[Lines of data]
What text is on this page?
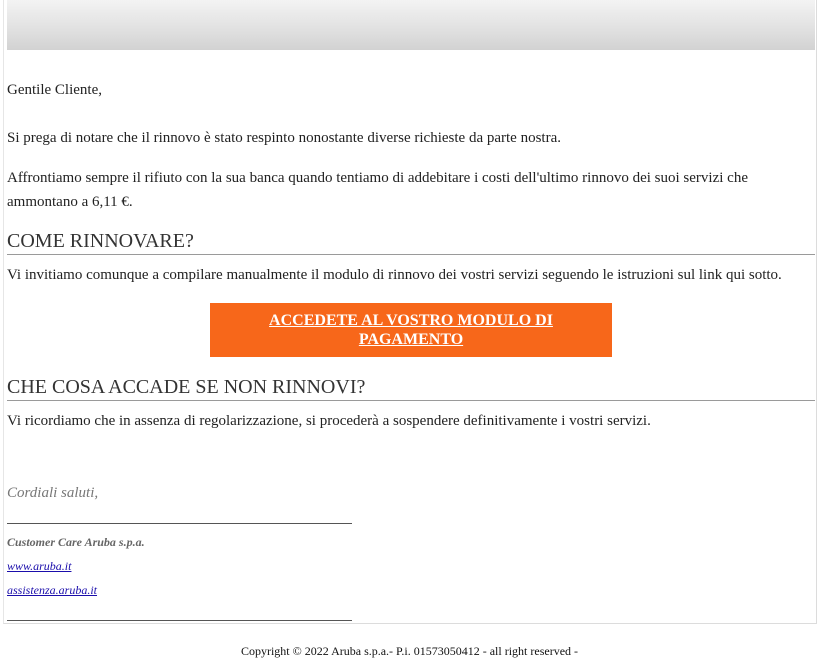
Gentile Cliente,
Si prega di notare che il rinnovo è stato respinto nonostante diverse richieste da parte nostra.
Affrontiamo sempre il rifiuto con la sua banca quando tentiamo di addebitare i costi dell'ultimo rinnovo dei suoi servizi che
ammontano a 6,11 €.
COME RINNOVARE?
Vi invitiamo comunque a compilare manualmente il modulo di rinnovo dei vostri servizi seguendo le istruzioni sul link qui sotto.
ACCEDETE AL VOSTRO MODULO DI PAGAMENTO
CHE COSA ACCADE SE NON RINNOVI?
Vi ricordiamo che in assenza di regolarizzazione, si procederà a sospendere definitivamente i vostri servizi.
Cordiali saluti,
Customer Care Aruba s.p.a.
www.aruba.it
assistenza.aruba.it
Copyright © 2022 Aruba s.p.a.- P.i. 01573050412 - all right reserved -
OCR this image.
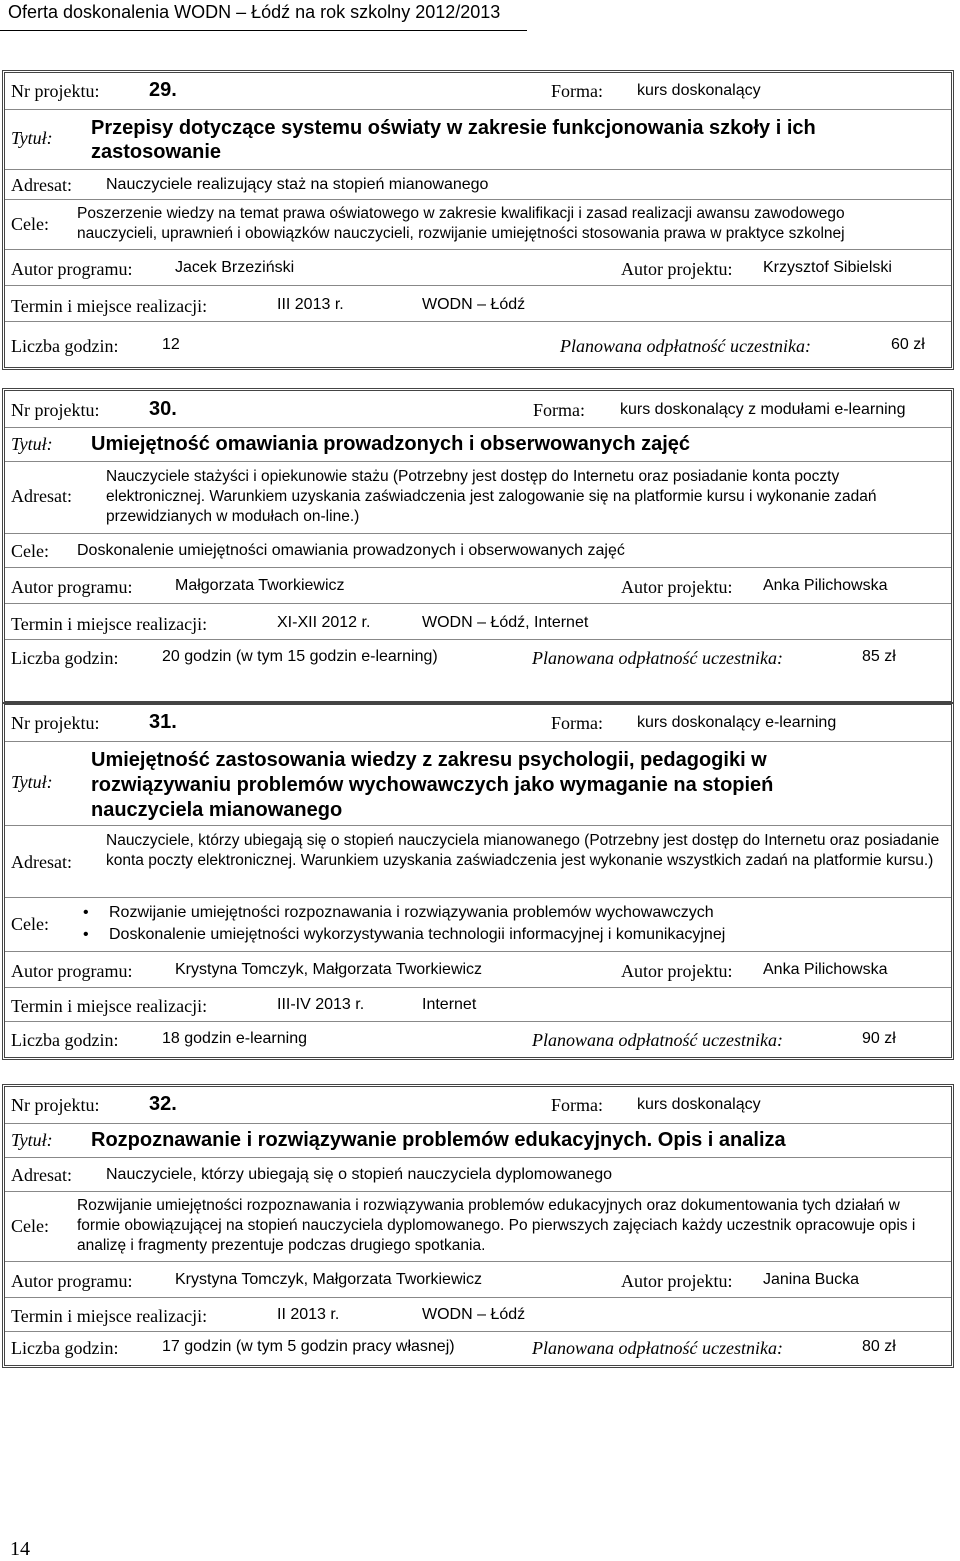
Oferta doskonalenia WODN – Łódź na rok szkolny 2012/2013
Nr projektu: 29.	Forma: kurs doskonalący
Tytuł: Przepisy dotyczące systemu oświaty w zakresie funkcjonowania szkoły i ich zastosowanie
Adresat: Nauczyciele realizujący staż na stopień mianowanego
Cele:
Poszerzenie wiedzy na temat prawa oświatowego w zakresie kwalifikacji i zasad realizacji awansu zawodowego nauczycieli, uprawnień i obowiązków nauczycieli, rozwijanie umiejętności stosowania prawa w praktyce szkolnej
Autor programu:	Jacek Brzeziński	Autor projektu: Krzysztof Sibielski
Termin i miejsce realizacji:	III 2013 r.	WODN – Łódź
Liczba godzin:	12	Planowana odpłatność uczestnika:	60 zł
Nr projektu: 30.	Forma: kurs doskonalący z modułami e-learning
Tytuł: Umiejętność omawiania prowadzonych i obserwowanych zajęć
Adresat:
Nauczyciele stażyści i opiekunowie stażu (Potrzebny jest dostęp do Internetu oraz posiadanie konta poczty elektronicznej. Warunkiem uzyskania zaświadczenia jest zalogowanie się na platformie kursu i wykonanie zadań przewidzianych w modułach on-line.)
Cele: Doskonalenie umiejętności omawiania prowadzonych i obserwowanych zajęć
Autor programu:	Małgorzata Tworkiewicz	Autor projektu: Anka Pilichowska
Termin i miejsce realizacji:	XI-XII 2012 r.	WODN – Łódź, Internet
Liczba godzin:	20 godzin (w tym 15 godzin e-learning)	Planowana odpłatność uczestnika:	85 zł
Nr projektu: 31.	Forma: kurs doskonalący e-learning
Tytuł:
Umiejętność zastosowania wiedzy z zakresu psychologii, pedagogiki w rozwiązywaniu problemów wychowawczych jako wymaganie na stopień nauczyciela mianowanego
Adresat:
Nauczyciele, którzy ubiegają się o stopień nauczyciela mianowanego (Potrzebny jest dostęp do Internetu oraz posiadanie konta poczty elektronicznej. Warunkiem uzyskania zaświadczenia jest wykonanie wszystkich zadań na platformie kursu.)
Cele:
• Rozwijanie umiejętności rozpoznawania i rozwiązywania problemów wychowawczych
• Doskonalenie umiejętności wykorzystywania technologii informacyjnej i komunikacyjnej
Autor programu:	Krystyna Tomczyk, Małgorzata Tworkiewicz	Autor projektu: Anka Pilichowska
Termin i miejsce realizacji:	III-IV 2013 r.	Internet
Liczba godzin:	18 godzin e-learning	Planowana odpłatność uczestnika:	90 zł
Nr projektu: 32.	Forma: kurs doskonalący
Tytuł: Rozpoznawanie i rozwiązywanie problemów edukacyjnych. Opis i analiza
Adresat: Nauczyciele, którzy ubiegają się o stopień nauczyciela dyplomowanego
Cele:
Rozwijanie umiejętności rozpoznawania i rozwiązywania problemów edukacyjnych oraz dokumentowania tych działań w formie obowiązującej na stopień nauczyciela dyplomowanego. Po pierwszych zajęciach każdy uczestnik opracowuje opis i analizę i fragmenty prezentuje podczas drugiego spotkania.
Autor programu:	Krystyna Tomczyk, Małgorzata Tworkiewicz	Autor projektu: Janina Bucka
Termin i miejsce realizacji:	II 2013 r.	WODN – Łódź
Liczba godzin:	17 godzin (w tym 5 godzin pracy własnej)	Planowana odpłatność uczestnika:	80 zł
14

* * *

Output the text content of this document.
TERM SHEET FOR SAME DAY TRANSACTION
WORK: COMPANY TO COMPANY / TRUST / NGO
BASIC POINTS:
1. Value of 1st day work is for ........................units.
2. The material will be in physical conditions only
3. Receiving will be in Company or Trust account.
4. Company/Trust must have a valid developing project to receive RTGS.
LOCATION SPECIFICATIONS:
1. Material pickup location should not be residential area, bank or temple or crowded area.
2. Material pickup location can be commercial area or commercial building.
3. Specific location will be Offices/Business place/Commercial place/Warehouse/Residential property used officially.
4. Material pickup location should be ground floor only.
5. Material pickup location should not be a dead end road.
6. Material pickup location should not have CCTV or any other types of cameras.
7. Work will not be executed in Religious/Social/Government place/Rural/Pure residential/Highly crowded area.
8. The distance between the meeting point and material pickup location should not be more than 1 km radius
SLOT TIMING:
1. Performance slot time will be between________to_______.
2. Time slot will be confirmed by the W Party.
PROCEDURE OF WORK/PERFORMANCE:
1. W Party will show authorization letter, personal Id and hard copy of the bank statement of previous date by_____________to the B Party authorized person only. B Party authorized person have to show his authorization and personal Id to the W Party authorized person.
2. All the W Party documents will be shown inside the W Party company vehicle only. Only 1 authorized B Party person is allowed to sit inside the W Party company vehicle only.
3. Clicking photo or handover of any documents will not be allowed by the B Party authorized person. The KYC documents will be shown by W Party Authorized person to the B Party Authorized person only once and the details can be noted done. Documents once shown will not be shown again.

...

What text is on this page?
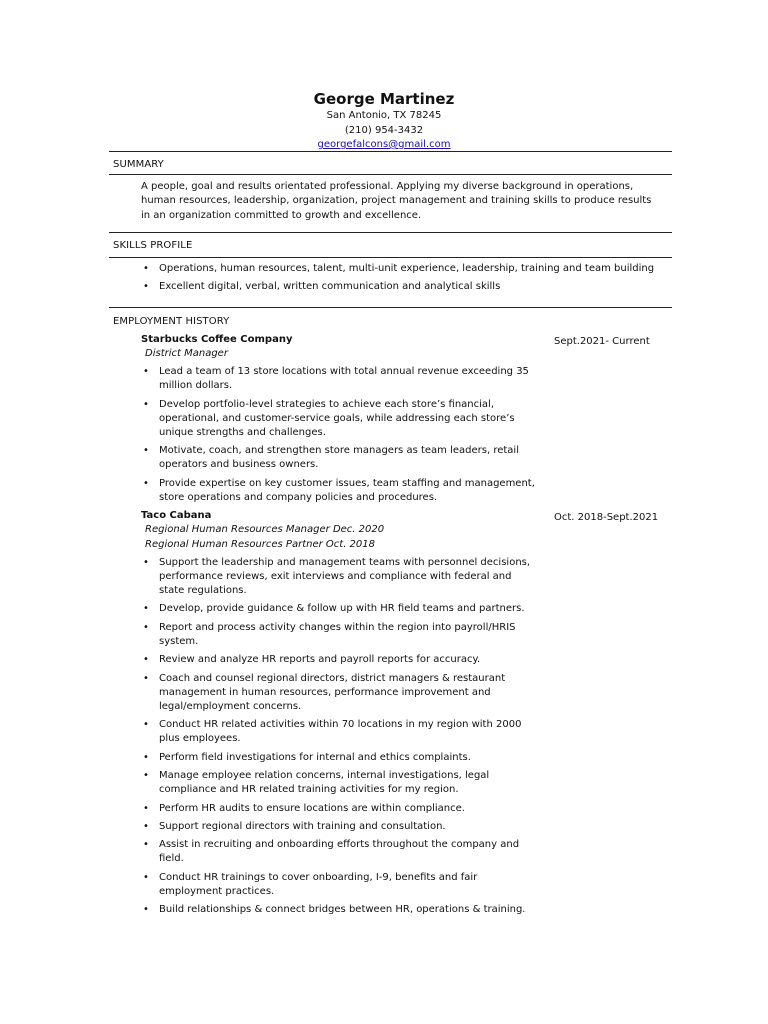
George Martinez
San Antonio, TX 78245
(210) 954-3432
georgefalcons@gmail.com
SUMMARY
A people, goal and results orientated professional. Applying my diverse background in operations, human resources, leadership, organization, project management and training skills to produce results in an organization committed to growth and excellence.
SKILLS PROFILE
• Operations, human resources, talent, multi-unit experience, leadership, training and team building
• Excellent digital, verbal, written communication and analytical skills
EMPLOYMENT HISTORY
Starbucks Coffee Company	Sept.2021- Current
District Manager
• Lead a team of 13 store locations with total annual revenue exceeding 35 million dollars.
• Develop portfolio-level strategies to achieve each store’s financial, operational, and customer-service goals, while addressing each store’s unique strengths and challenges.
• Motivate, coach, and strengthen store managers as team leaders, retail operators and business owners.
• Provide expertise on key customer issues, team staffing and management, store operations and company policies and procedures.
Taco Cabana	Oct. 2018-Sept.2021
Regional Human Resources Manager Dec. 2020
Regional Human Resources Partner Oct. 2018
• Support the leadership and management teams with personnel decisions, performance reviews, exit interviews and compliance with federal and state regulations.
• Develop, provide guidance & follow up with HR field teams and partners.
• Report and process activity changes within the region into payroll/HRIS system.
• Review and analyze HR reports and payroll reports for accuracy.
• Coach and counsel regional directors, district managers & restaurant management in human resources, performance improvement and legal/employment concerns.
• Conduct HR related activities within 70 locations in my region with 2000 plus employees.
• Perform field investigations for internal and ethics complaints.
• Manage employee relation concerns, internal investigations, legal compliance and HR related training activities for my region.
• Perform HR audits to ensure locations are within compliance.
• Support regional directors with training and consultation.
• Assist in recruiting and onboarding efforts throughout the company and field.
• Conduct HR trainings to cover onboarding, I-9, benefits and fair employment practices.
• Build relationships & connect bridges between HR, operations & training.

> _Given task_
Each line that holds the word "rozwiązywania" should be extracted from the records.

> _The result_
• Rozwijanie umiejętności rozpoznawania i rozwiązywania problemów wychowawczych
Rozwijanie umiejętności rozpoznawania i rozwiązywania problemów edukacyjnych oraz dokumentowania tych działań w formie obowiązującej na stopień nauczyciela dyplomowanego. Po pierwszych zajęciach każdy uczestnik opracowuje opis i analizę i fragmenty prezentuje podczas drugiego spotkania.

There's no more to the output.